> EXCERPTED RECORDS

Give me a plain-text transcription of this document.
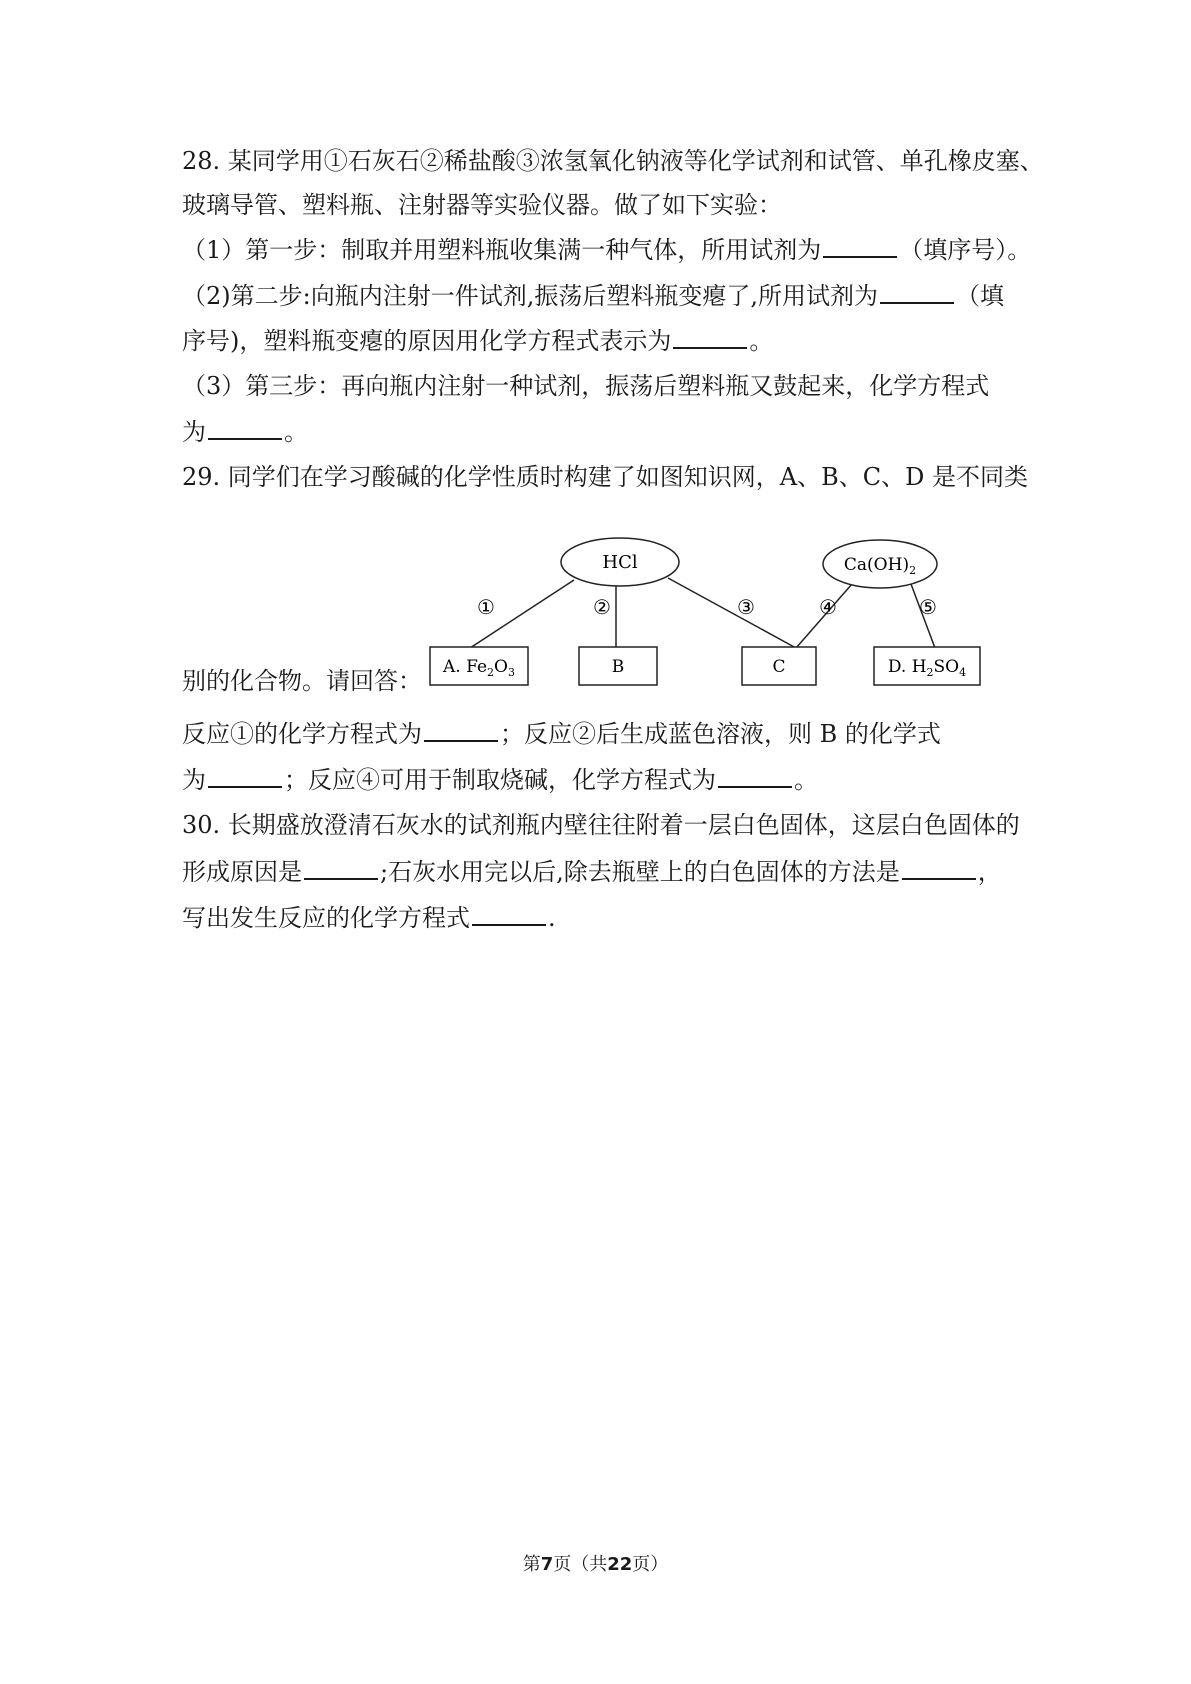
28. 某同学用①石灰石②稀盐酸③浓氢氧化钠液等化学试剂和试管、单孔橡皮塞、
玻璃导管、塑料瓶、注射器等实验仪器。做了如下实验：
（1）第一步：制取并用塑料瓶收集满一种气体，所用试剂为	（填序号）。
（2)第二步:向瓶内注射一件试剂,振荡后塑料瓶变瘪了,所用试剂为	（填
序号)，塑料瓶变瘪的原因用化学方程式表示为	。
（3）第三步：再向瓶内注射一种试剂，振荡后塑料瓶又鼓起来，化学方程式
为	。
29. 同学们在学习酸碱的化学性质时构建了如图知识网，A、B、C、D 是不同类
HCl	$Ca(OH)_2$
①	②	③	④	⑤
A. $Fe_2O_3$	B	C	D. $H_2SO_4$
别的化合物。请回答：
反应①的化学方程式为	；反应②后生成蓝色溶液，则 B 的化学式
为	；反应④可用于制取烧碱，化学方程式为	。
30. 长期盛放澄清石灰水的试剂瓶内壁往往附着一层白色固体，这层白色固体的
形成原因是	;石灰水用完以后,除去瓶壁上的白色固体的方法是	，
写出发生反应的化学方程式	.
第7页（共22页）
* * *
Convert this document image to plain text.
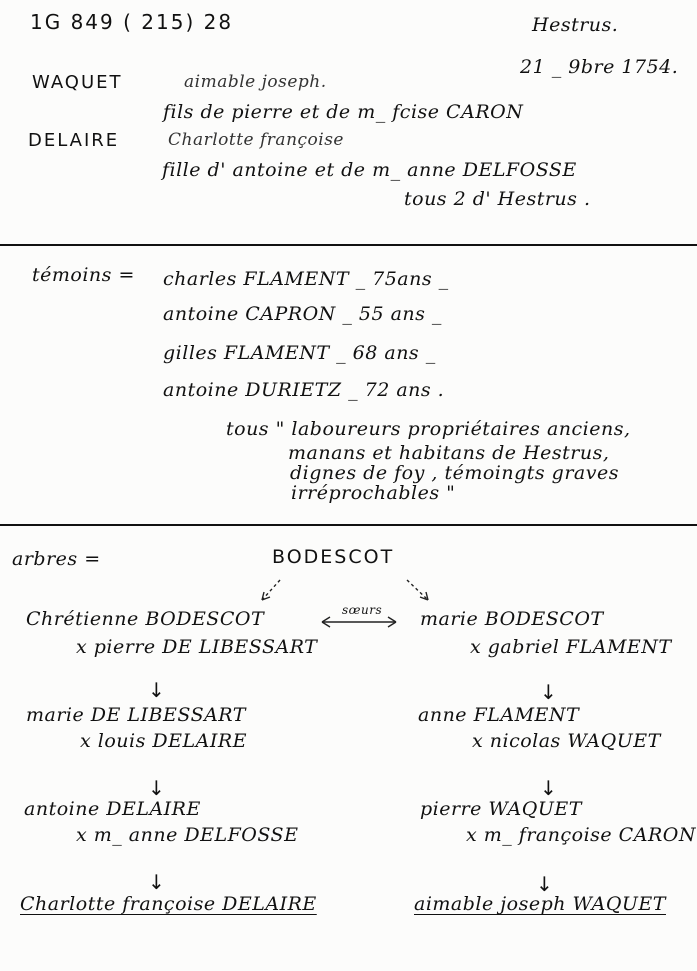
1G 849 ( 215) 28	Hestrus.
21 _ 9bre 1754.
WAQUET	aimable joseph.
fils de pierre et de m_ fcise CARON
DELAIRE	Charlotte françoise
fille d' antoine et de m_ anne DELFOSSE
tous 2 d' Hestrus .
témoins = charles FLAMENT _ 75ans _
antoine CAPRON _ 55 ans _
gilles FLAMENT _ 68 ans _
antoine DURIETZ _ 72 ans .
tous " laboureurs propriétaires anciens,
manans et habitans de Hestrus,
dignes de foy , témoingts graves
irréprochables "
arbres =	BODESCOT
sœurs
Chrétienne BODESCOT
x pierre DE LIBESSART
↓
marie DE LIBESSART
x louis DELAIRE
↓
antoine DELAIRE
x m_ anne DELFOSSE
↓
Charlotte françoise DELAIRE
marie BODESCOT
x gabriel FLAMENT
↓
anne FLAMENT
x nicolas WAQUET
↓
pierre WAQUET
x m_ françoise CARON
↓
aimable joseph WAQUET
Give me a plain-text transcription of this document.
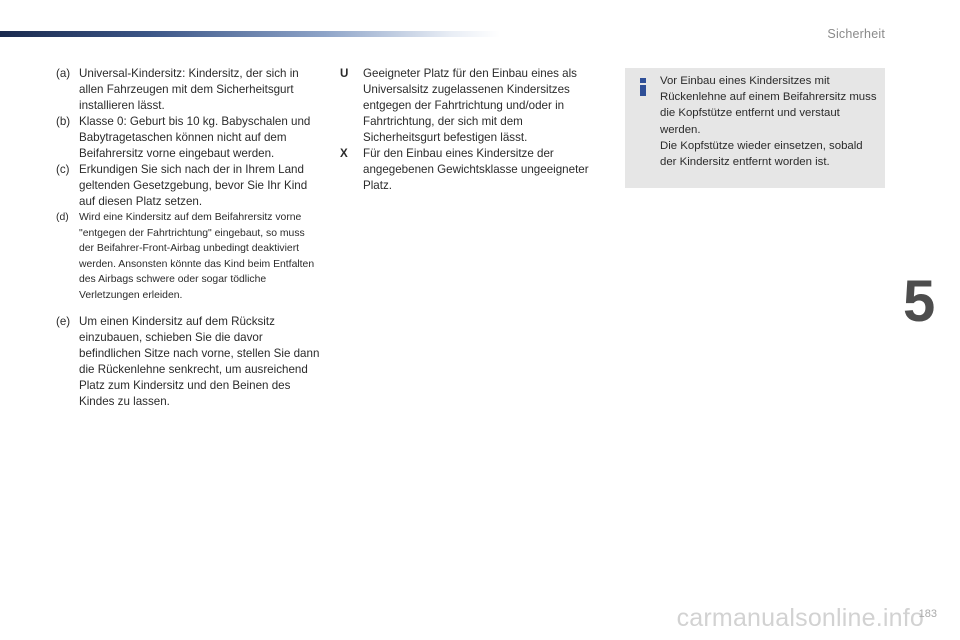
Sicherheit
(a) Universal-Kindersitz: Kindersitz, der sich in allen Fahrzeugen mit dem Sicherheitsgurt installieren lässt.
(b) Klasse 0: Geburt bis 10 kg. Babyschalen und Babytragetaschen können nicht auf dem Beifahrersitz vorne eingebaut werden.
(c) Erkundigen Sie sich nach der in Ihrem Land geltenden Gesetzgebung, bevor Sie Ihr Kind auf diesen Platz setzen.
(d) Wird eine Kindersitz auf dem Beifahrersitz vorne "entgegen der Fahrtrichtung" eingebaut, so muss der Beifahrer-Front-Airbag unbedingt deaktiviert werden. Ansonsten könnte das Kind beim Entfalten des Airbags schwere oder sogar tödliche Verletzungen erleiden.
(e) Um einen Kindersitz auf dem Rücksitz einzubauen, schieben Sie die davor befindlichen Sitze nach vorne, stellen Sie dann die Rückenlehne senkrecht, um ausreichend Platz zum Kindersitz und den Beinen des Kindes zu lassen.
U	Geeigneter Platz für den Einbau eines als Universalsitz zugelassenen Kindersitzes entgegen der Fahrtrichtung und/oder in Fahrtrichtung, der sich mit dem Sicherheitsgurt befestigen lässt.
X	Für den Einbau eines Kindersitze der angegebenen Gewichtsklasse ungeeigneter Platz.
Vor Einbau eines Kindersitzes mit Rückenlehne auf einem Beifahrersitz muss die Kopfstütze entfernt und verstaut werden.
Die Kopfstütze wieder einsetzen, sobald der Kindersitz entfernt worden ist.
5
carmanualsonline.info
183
==
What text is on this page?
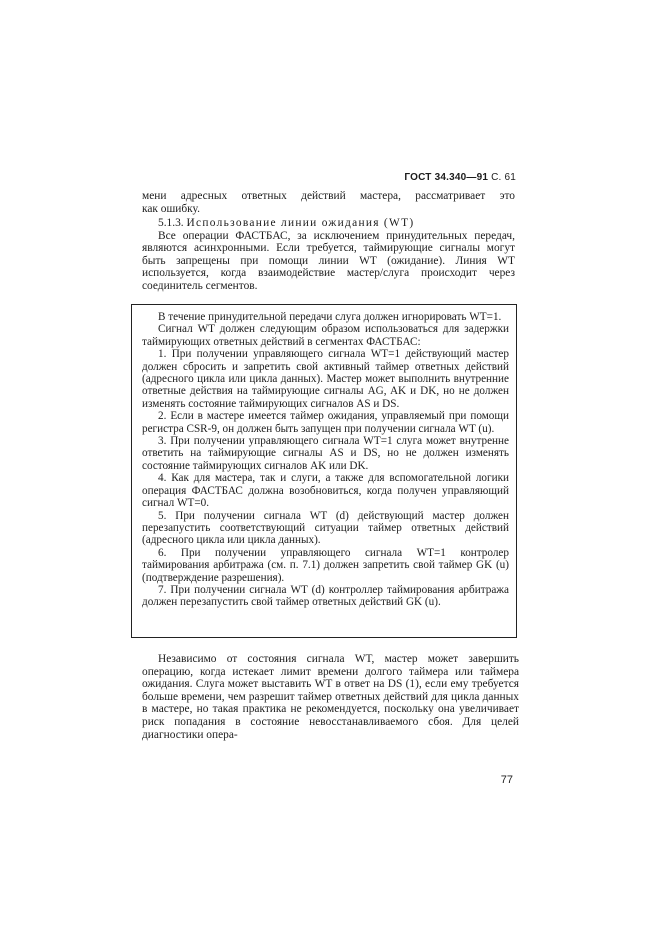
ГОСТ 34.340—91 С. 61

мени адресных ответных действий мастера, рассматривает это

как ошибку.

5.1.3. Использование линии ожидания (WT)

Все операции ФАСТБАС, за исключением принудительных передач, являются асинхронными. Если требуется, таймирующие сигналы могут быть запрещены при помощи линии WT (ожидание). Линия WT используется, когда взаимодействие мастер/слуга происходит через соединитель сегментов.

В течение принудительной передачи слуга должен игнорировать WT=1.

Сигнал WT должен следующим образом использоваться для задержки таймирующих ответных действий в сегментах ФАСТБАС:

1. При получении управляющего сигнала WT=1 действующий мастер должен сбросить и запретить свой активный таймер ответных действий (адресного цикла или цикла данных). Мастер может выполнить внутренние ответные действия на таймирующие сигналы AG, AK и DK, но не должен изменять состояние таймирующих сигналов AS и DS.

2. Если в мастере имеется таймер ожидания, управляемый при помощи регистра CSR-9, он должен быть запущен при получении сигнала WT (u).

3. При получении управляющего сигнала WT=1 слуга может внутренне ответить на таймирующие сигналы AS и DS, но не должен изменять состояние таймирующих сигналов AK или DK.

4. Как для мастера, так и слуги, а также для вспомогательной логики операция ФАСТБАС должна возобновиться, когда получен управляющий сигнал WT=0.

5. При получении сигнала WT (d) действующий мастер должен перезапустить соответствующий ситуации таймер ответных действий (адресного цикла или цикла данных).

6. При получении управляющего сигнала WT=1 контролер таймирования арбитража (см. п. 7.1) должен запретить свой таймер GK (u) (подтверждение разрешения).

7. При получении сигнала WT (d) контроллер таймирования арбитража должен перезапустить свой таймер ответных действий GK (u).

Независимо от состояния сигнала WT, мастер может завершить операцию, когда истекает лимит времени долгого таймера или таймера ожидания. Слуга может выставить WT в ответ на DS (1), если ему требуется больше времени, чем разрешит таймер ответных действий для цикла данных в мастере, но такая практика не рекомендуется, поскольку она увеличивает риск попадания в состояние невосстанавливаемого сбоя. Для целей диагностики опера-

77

> THE EXERCISE
Select and copy every line of the listing with the word "tous".

> FINISHED TASK
tous 2 d' Hestrus .
tous " laboureurs propriétaires anciens,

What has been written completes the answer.